• THE PROBLEM
The records below must be output exactly, without pictures.

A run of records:

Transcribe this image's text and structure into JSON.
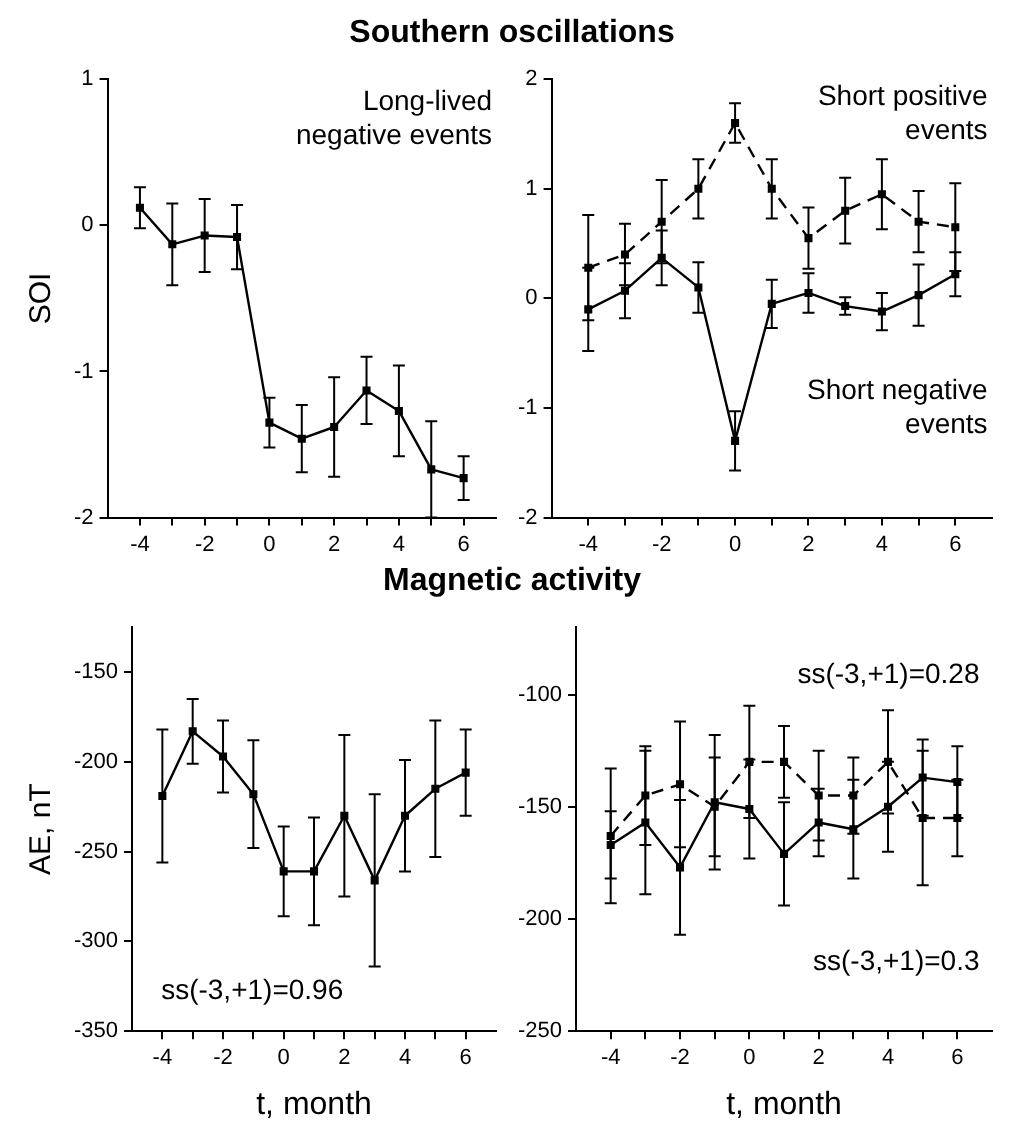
{
  "chart_data": [
    {
      "type": "line",
      "title": "Southern oscillations",
      "ylabel": "SOI",
      "x": [
        -4,
        -3,
        -2,
        -1,
        0,
        1,
        2,
        3,
        4,
        5,
        6
      ],
      "xlim": [
        -5,
        7
      ],
      "xticks": [
        -4,
        {
          "value": -3,
          "label": null
        },
        -2,
        {
          "value": -1,
          "label": null
        },
        0,
        {
          "value": 1,
          "label": null
        },
        2,
        {
          "value": 3,
          "label": null
        },
        4,
        {
          "value": 5,
          "label": null
        },
        6
      ],
      "ylim": [
        -2,
        1
      ],
      "yticks": [
        -2,
        -1,
        0,
        1
      ],
      "grid": false,
      "legend": false,
      "marker": "square",
      "series": [
        {
          "name": "Long-lived negative events",
          "color": "#000000",
          "line_style": "solid",
          "values": [
            0.12,
            -0.13,
            -0.07,
            -0.08,
            -1.35,
            -1.46,
            -1.38,
            -1.13,
            -1.27,
            -1.67,
            -1.73
          ],
          "errors": [
            0.14,
            0.28,
            0.25,
            0.22,
            0.17,
            0.23,
            0.34,
            0.23,
            0.31,
            0.33,
            0.15
          ]
        }
      ]
    },
    {
      "type": "line",
      "x": [
        -4,
        -3,
        -2,
        -1,
        0,
        1,
        2,
        3,
        4,
        5,
        6
      ],
      "xlim": [
        -5,
        7
      ],
      "xticks": [
        -4,
        {
          "value": -3,
          "label": null
        },
        -2,
        {
          "value": -1,
          "label": null
        },
        0,
        {
          "value": 1,
          "label": null
        },
        2,
        {
          "value": 3,
          "label": null
        },
        4,
        {
          "value": 5,
          "label": null
        },
        6
      ],
      "ylim": [
        -2,
        2
      ],
      "yticks": [
        -2,
        -1,
        0,
        1,
        2
      ],
      "grid": false,
      "legend": false,
      "marker": "square",
      "series": [
        {
          "name": "Short positive events",
          "color": "#000000",
          "line_style": "dashed",
          "values": [
            0.28,
            0.4,
            0.7,
            1.0,
            1.6,
            1.0,
            0.55,
            0.8,
            0.95,
            0.7,
            0.65
          ],
          "errors": [
            0.48,
            0.28,
            0.38,
            0.27,
            0.18,
            0.27,
            0.28,
            0.3,
            0.32,
            0.28,
            0.4
          ]
        },
        {
          "name": "Short negative events",
          "color": "#000000",
          "line_style": "solid",
          "values": [
            -0.1,
            0.07,
            0.37,
            0.1,
            -1.3,
            -0.05,
            0.05,
            -0.07,
            -0.12,
            0.03,
            0.22
          ],
          "errors": [
            0.38,
            0.25,
            0.25,
            0.23,
            0.27,
            0.22,
            0.18,
            0.08,
            0.17,
            0.28,
            0.2
          ]
        }
      ]
    },
    {
      "type": "line",
      "title": "Magnetic activity",
      "xlabel": "t, month",
      "ylabel": "AE, nT",
      "x": [
        -4,
        -3,
        -2,
        -1,
        0,
        1,
        2,
        3,
        4,
        5,
        6
      ],
      "xlim": [
        -5,
        7
      ],
      "xticks": [
        -4,
        {
          "value": -3,
          "label": null
        },
        -2,
        {
          "value": -1,
          "label": null
        },
        0,
        {
          "value": 1,
          "label": null
        },
        2,
        {
          "value": 3,
          "label": null
        },
        4,
        {
          "value": 5,
          "label": null
        },
        6
      ],
      "ylim": [
        -350,
        -125
      ],
      "yticks": [
        -350,
        -300,
        -250,
        -200,
        -150
      ],
      "grid": false,
      "legend": false,
      "marker": "square",
      "annotations": [
        "ss(-3,+1)=0.96"
      ],
      "series": [
        {
          "color": "#000000",
          "line_style": "solid",
          "values": [
            -219,
            -183,
            -197,
            -218,
            -261,
            -261,
            -230,
            -266,
            -230,
            -215,
            -206
          ],
          "errors": [
            37,
            18,
            20,
            30,
            25,
            30,
            45,
            48,
            31,
            38,
            24
          ]
        }
      ]
    },
    {
      "type": "line",
      "xlabel": "t, month",
      "x": [
        -4,
        -3,
        -2,
        -1,
        0,
        1,
        2,
        3,
        4,
        5,
        6
      ],
      "xlim": [
        -5,
        7
      ],
      "xticks": [
        -4,
        {
          "value": -3,
          "label": null
        },
        -2,
        {
          "value": -1,
          "label": null
        },
        0,
        {
          "value": 1,
          "label": null
        },
        2,
        {
          "value": 3,
          "label": null
        },
        4,
        {
          "value": 5,
          "label": null
        },
        6
      ],
      "ylim": [
        -250,
        -70
      ],
      "yticks": [
        -250,
        -200,
        -150,
        -100
      ],
      "grid": false,
      "legend": false,
      "marker": "square",
      "annotations": [
        "ss(-3,+1)=0.28",
        "ss(-3,+1)=0.3"
      ],
      "series": [
        {
          "color": "#000000",
          "line_style": "dashed",
          "values": [
            -163,
            -145,
            -140,
            -150,
            -130,
            -130,
            -145,
            -145,
            -130,
            -155,
            -155
          ],
          "errors": [
            30,
            22,
            28,
            22,
            25,
            16,
            20,
            17,
            23,
            30,
            17
          ]
        },
        {
          "color": "#000000",
          "line_style": "solid",
          "values": [
            -167,
            -157,
            -177,
            -148,
            -151,
            -171,
            -157,
            -160,
            -150,
            -137,
            -139
          ],
          "errors": [
            15,
            32,
            30,
            30,
            22,
            23,
            15,
            22,
            20,
            17,
            16
          ]
        }
      ]
    }
  ]
}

• RESULT
Transcribe this image's text and structure into JSON.
{
  "chart_data": [
    {
      "type": "line",
      "title": "Southern oscillations",
      "ylabel": "SOI",
      "x": [
        -4,
        -3,
        -2,
        -1,
        0,
        1,
        2,
        3,
        4,
        5,
        6
      ],
      "xlim": [
        -5,
        7
      ],
      "xticks": [
        -4,
        {
          "value": -3,
          "label": null
        },
        -2,
        {
          "value": -1,
          "label": null
        },
        0,
        {
          "value": 1,
          "label": null
        },
        2,
        {
          "value": 3,
          "label": null
        },
        4,
        {
          "value": 5,
          "label": null
        },
        6
      ],
      "ylim": [
        -2,
        1
      ],
      "yticks": [
        -2,
        -1,
        0,
        1
      ],
      "grid": false,
      "legend": false,
      "marker": "square",
      "series": [
        {
          "name": "Long-lived negative events",
          "color": "#000000",
          "line_style": "solid",
          "values": [
            0.12,
            -0.13,
            -0.07,
            -0.08,
            -1.35,
            -1.46,
            -1.38,
            -1.13,
            -1.27,
            -1.67,
            -1.73
          ],
          "errors": [
            0.14,
            0.28,
            0.25,
            0.22,
            0.17,
            0.23,
            0.34,
            0.23,
            0.31,
            0.33,
            0.15
          ]
        }
      ]
    },
    {
      "type": "line",
      "x": [
        -4,
        -3,
        -2,
        -1,
        0,
        1,
        2,
        3,
        4,
        5,
        6
      ],
      "xlim": [
        -5,
        7
      ],
      "xticks": [
        -4,
        {
          "value": -3,
          "label": null
        },
        -2,
        {
          "value": -1,
          "label": null
        },
        0,
        {
          "value": 1,
          "label": null
        },
        2,
        {
          "value": 3,
          "label": null
        },
        4,
        {
          "value": 5,
          "label": null
        },
        6
      ],
      "ylim": [
        -2,
        2
      ],
      "yticks": [
        -2,
        -1,
        0,
        1,
        2
      ],
      "grid": false,
      "legend": false,
      "marker": "square",
      "series": [
        {
          "name": "Short positive events",
          "color": "#000000",
          "line_style": "dashed",
          "values": [
            0.28,
            0.4,
            0.7,
            1.0,
            1.6,
            1.0,
            0.55,
            0.8,
            0.95,
            0.7,
            0.65
          ],
          "errors": [
            0.48,
            0.28,
            0.38,
            0.27,
            0.18,
            0.27,
            0.28,
            0.3,
            0.32,
            0.28,
            0.4
          ]
        },
        {
          "name": "Short negative events",
          "color": "#000000",
          "line_style": "solid",
          "values": [
            -0.1,
            0.07,
            0.37,
            0.1,
            -1.3,
            -0.05,
            0.05,
            -0.07,
            -0.12,
            0.03,
            0.22
          ],
          "errors": [
            0.38,
            0.25,
            0.25,
            0.23,
            0.27,
            0.22,
            0.18,
            0.08,
            0.17,
            0.28,
            0.2
          ]
        }
      ]
    },
    {
      "type": "line",
      "title": "Magnetic activity",
      "xlabel": "t, month",
      "ylabel": "AE, nT",
      "x": [
        -4,
        -3,
        -2,
        -1,
        0,
        1,
        2,
        3,
        4,
        5,
        6
      ],
      "xlim": [
        -5,
        7
      ],
      "xticks": [
        -4,
        {
          "value": -3,
          "label": null
        },
        -2,
        {
          "value": -1,
          "label": null
        },
        0,
        {
          "value": 1,
          "label": null
        },
        2,
        {
          "value": 3,
          "label": null
        },
        4,
        {
          "value": 5,
          "label": null
        },
        6
      ],
      "ylim": [
        -350,
        -125
      ],
      "yticks": [
        -350,
        -300,
        -250,
        -200,
        -150
      ],
      "grid": false,
      "legend": false,
      "marker": "square",
      "annotations": [
        "ss(-3,+1)=0.96"
      ],
      "series": [
        {
          "color": "#000000",
          "line_style": "solid",
          "values": [
            -219,
            -183,
            -197,
            -218,
            -261,
            -261,
            -230,
            -266,
            -230,
            -215,
            -206
          ],
          "errors": [
            37,
            18,
            20,
            30,
            25,
            30,
            45,
            48,
            31,
            38,
            24
          ]
        }
      ]
    },
    {
      "type": "line",
      "xlabel": "t, month",
      "x": [
        -4,
        -3,
        -2,
        -1,
        0,
        1,
        2,
        3,
        4,
        5,
        6
      ],
      "xlim": [
        -5,
        7
      ],
      "xticks": [
        -4,
        {
          "value": -3,
          "label": null
        },
        -2,
        {
          "value": -1,
          "label": null
        },
        0,
        {
          "value": 1,
          "label": null
        },
        2,
        {
          "value": 3,
          "label": null
        },
        4,
        {
          "value": 5,
          "label": null
        },
        6
      ],
      "ylim": [
        -250,
        -70
      ],
      "yticks": [
        -250,
        -200,
        -150,
        -100
      ],
      "grid": false,
      "legend": false,
      "marker": "square",
      "annotations": [
        "ss(-3,+1)=0.28",
        "ss(-3,+1)=0.3"
      ],
      "series": [
        {
          "color": "#000000",
          "line_style": "dashed",
          "values": [
            -163,
            -145,
            -140,
            -150,
            -130,
            -130,
            -145,
            -145,
            -130,
            -155,
            -155
          ],
          "errors": [
            30,
            22,
            28,
            22,
            25,
            16,
            20,
            17,
            23,
            30,
            17
          ]
        },
        {
          "color": "#000000",
          "line_style": "solid",
          "values": [
            -167,
            -157,
            -177,
            -148,
            -151,
            -171,
            -157,
            -160,
            -150,
            -137,
            -139
          ],
          "errors": [
            15,
            32,
            30,
            30,
            22,
            23,
            15,
            22,
            20,
            17,
            16
          ]
        }
      ]
    }
  ]
}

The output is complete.